** Passage to read **
We can extract single or multiple occurrences of a specific tag. find takes the name of the tag and returns the first match. We will use find_all to extract all the occurrences of a given tag (“a”) within a document. find_all accept a list of tags, e.g., soup.find_all(“a”, “p”, “ul”).

We can refine the search and find elements by id, e.g., soup.find(‘div’, {“id”: “aParticularId”} )) or class name.

		for my_link in my_links: # find_all returns a list of elements rather than just the first element.
			my_urls.append(my_link.get("href"))

First, we have taken or isolated all “a” tags from a particular class (“btn btn-primary btn-block w-100”).
Second, we are extracting all the links contained within each href tag.
The get method is used here to retrieve values of attributes on a tag.
Sometimes, we are looking for the text within a tag: soup.find(‘p’).get_text()

	return my_urls
if __name__ == '__main__':
	get_all_urls("yourUrl.html")

** Supplied material **

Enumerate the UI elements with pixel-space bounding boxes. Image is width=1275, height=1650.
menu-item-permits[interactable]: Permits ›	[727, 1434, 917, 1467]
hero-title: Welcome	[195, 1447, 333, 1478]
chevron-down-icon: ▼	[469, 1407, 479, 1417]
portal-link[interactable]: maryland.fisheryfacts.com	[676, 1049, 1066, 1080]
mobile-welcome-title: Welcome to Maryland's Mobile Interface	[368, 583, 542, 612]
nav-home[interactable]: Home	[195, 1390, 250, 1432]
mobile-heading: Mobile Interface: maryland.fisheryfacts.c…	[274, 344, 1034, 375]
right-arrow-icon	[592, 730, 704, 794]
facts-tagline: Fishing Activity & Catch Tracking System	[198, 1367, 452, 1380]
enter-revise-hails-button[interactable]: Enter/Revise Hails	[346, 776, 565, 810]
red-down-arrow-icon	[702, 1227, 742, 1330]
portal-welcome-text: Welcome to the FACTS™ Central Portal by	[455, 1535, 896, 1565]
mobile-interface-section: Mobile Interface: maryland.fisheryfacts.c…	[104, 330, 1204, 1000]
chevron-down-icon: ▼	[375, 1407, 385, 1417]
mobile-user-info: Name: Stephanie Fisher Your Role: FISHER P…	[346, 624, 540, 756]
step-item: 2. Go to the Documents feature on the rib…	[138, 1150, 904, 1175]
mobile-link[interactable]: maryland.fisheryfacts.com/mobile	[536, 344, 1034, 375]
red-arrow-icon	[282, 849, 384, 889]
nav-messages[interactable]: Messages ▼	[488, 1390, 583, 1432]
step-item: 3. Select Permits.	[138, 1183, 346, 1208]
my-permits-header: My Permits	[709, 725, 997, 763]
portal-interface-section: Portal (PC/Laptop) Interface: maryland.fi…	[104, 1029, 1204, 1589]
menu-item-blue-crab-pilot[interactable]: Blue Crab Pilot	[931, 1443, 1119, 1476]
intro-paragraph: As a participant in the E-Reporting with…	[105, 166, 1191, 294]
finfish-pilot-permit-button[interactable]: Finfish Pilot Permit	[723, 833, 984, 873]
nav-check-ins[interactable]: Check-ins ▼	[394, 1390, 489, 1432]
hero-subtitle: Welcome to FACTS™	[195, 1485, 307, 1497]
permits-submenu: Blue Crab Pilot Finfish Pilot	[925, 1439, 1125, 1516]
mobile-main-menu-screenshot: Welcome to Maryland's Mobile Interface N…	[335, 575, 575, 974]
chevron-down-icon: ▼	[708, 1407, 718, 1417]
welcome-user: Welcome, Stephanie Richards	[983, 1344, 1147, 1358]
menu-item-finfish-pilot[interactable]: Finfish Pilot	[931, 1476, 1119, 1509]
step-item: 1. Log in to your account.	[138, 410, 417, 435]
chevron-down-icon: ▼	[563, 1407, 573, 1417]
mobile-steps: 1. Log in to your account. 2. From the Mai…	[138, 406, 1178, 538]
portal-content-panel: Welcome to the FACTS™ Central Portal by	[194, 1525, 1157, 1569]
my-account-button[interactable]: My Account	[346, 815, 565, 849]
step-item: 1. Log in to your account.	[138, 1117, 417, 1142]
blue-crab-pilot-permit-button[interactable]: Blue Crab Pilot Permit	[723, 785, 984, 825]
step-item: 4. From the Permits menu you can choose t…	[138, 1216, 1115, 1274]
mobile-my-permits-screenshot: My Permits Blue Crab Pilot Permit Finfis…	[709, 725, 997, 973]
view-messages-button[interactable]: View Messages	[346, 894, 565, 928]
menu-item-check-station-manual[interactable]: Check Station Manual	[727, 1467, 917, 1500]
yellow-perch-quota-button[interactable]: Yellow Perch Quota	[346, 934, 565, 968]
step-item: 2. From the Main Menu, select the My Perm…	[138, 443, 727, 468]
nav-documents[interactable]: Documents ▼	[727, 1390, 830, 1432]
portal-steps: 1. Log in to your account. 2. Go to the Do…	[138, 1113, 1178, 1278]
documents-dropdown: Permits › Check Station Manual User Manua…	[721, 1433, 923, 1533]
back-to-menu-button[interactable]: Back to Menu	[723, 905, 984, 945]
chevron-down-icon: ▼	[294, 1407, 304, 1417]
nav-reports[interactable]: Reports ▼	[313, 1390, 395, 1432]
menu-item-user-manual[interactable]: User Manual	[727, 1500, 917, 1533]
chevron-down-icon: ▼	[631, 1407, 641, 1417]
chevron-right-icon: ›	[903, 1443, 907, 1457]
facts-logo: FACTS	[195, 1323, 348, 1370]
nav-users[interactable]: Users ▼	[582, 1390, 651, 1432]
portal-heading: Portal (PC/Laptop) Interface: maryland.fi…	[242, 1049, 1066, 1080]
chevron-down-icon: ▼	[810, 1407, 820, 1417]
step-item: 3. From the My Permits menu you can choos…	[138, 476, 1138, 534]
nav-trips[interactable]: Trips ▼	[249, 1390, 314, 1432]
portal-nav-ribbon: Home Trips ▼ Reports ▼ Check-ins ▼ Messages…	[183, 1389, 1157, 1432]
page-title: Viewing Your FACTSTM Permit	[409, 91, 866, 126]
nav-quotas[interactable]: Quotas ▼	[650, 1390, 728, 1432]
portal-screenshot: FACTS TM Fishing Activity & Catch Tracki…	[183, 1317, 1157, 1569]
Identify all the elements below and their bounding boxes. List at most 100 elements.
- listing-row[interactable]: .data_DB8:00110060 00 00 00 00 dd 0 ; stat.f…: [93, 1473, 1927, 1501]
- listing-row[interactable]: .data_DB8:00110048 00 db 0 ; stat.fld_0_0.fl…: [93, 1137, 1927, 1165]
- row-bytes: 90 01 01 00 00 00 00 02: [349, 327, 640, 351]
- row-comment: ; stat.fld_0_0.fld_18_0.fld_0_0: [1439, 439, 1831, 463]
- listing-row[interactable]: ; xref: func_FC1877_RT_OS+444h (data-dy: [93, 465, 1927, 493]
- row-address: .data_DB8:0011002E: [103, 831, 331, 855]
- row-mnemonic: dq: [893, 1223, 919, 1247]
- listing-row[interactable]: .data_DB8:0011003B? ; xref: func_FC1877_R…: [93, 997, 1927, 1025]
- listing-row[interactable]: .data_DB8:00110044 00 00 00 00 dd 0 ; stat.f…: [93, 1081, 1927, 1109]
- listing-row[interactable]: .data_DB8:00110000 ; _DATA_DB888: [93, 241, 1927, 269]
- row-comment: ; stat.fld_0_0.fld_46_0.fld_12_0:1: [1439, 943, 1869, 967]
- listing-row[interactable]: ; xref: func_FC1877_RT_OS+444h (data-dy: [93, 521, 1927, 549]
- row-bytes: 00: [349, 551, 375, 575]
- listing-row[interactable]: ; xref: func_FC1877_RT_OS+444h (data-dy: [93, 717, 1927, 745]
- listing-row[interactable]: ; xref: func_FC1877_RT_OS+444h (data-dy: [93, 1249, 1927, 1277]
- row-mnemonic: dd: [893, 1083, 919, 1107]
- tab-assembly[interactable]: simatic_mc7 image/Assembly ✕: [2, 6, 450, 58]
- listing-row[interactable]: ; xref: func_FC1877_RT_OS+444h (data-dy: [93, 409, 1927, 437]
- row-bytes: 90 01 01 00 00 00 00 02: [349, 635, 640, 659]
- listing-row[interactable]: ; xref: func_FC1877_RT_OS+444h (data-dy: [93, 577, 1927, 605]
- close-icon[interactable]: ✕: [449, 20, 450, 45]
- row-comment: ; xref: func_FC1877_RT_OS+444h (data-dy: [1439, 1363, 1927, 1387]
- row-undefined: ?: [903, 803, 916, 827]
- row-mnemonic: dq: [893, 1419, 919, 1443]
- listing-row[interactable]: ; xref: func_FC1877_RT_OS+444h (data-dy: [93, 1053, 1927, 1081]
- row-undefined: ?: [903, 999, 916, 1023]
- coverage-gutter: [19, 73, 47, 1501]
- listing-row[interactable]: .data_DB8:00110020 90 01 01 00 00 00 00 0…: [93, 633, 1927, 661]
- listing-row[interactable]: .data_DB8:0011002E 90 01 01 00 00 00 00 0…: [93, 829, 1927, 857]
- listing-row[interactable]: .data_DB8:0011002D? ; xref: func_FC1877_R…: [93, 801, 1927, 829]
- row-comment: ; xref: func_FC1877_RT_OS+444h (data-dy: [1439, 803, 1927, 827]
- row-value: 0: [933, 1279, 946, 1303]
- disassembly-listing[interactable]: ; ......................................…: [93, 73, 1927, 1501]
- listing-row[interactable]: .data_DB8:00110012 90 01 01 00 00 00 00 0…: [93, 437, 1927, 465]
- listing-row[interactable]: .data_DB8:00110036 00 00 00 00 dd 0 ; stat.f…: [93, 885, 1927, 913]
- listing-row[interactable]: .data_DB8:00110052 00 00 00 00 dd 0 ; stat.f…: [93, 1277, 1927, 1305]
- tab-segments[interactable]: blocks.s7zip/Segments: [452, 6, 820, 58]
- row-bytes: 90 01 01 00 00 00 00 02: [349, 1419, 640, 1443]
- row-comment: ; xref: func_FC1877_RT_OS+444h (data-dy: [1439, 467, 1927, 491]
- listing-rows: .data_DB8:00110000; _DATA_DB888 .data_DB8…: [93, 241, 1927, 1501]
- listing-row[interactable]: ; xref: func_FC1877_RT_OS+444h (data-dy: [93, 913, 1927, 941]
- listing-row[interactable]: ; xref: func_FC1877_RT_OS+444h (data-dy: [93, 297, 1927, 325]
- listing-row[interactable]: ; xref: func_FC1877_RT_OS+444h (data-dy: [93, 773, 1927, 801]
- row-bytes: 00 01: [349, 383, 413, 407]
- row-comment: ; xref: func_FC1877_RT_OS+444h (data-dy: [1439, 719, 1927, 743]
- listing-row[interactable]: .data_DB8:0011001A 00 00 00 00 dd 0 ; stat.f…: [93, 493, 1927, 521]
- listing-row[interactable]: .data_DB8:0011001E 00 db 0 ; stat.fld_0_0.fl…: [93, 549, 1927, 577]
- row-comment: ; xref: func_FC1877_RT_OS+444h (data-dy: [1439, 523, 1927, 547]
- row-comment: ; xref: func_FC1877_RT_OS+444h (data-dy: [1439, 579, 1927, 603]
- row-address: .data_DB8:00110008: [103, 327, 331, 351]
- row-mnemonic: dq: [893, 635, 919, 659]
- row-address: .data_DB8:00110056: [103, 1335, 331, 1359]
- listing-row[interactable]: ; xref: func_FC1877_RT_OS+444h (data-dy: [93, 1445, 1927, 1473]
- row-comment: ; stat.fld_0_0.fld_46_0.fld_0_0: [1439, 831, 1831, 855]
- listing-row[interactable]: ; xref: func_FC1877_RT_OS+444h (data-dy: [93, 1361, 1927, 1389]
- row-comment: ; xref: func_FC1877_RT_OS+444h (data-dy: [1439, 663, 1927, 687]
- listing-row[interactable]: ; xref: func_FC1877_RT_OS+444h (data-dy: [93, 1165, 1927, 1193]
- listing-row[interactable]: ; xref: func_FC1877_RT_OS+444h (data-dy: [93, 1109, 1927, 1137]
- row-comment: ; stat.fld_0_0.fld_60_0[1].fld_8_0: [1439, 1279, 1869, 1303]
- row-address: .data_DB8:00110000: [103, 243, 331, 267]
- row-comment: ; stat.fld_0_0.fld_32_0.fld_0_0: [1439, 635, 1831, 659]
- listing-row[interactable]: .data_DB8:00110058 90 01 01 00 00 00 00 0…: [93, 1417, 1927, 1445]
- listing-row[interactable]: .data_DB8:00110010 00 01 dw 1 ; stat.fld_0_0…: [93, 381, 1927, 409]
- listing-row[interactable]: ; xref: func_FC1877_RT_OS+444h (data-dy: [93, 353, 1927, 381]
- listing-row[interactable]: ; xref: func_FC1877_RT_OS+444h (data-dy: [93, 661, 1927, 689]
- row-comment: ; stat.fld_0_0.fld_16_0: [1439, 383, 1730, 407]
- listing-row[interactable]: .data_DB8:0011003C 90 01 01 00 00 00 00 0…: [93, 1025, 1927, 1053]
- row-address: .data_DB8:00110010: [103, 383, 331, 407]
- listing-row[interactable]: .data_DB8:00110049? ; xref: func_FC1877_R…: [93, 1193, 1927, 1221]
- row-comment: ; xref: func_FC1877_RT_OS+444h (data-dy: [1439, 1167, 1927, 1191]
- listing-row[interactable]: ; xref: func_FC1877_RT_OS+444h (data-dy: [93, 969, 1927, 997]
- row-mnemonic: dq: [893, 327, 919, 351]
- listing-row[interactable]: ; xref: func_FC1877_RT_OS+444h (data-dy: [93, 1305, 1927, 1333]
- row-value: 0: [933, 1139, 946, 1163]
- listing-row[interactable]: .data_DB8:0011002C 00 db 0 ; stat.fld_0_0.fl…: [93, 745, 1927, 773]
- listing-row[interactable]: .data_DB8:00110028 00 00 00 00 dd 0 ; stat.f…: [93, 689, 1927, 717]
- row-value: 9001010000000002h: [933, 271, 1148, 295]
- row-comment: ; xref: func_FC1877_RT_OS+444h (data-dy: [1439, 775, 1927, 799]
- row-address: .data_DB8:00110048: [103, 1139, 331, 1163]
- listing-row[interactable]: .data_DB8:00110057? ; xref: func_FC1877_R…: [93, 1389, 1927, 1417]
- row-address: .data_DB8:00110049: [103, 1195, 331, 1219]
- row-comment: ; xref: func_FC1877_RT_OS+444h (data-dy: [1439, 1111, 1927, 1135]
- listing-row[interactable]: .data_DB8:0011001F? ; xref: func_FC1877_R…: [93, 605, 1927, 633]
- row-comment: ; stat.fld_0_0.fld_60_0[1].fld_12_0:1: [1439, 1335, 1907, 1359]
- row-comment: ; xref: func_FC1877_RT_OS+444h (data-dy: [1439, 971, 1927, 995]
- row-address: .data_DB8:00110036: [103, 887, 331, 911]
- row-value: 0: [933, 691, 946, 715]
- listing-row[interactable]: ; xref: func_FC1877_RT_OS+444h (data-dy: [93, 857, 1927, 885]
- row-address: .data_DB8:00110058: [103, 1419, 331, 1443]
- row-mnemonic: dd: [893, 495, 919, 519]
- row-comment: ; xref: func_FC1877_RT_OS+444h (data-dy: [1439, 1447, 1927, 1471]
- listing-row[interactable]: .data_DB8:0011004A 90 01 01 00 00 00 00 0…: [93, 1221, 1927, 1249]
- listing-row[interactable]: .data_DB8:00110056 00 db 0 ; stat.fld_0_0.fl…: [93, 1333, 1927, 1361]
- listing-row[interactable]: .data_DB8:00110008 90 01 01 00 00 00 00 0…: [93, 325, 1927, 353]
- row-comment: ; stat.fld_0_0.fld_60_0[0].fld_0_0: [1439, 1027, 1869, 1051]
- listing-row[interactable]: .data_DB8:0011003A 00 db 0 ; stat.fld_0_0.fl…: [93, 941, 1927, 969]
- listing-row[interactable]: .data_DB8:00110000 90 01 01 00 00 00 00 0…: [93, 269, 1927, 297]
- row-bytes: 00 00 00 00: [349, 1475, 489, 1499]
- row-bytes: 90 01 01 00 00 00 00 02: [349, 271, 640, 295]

** Given problem 1 **
Copy the section of the passage on finding tags that opens with the words "for my_link in" and closes with "a tag: soup.find(‘p’).get_text()".
** Given problem 2 **
Write out the listing from its first line through the line containing "1476, 1119, 1509]", including both of those lines.
The listing has nothing to do with the passage on finding tags.

** Right answer 1 **
for my_link in my_links: # find_all returns a list of elements rather than just the first element.
			my_urls.append(my_link.get("href"))

First, we have taken or isolated all “a” tags from a particular class (“btn btn-primary btn-block w-100”).
Second, we are extracting all the links contained within each href tag.
The get method is used here to retrieve values of attributes on a tag.
Sometimes, we are looking for the text within a tag: soup.find(‘p’).get_text()

** Right answer 2 **
Enumerate the UI elements with pixel-space bounding boxes. Image is width=1275, height=1650.
menu-item-permits[interactable]: Permits ›	[727, 1434, 917, 1467]
hero-title: Welcome	[195, 1447, 333, 1478]
chevron-down-icon: ▼	[469, 1407, 479, 1417]
portal-link[interactable]: maryland.fisheryfacts.com	[676, 1049, 1066, 1080]
mobile-welcome-title: Welcome to Maryland's Mobile Interface	[368, 583, 542, 612]
nav-home[interactable]: Home	[195, 1390, 250, 1432]
mobile-heading: Mobile Interface: maryland.fisheryfacts.c…	[274, 344, 1034, 375]
right-arrow-icon	[592, 730, 704, 794]
facts-tagline: Fishing Activity & Catch Tracking System	[198, 1367, 452, 1380]
enter-revise-hails-button[interactable]: Enter/Revise Hails	[346, 776, 565, 810]
red-down-arrow-icon	[702, 1227, 742, 1330]
portal-welcome-text: Welcome to the FACTS™ Central Portal by	[455, 1535, 896, 1565]
mobile-interface-section: Mobile Interface: maryland.fisheryfacts.c…	[104, 330, 1204, 1000]
chevron-down-icon: ▼	[375, 1407, 385, 1417]
mobile-user-info: Name: Stephanie Fisher Your Role: FISHER P…	[346, 624, 540, 756]
step-item: 2. Go to the Documents feature on the rib…	[138, 1150, 904, 1175]
mobile-link[interactable]: maryland.fisheryfacts.com/mobile	[536, 344, 1034, 375]
red-arrow-icon	[282, 849, 384, 889]
nav-messages[interactable]: Messages ▼	[488, 1390, 583, 1432]
step-item: 3. Select Permits.	[138, 1183, 346, 1208]
my-permits-header: My Permits	[709, 725, 997, 763]
portal-interface-section: Portal (PC/Laptop) Interface: maryland.fi…	[104, 1029, 1204, 1589]
menu-item-blue-crab-pilot[interactable]: Blue Crab Pilot	[931, 1443, 1119, 1476]
intro-paragraph: As a participant in the E-Reporting with…	[105, 166, 1191, 294]
finfish-pilot-permit-button[interactable]: Finfish Pilot Permit	[723, 833, 984, 873]
nav-check-ins[interactable]: Check-ins ▼	[394, 1390, 489, 1432]
hero-subtitle: Welcome to FACTS™	[195, 1485, 307, 1497]
permits-submenu: Blue Crab Pilot Finfish Pilot	[925, 1439, 1125, 1516]
mobile-main-menu-screenshot: Welcome to Maryland's Mobile Interface N…	[335, 575, 575, 974]
chevron-down-icon: ▼	[708, 1407, 718, 1417]
welcome-user: Welcome, Stephanie Richards	[983, 1344, 1147, 1358]
menu-item-finfish-pilot[interactable]: Finfish Pilot	[931, 1476, 1119, 1509]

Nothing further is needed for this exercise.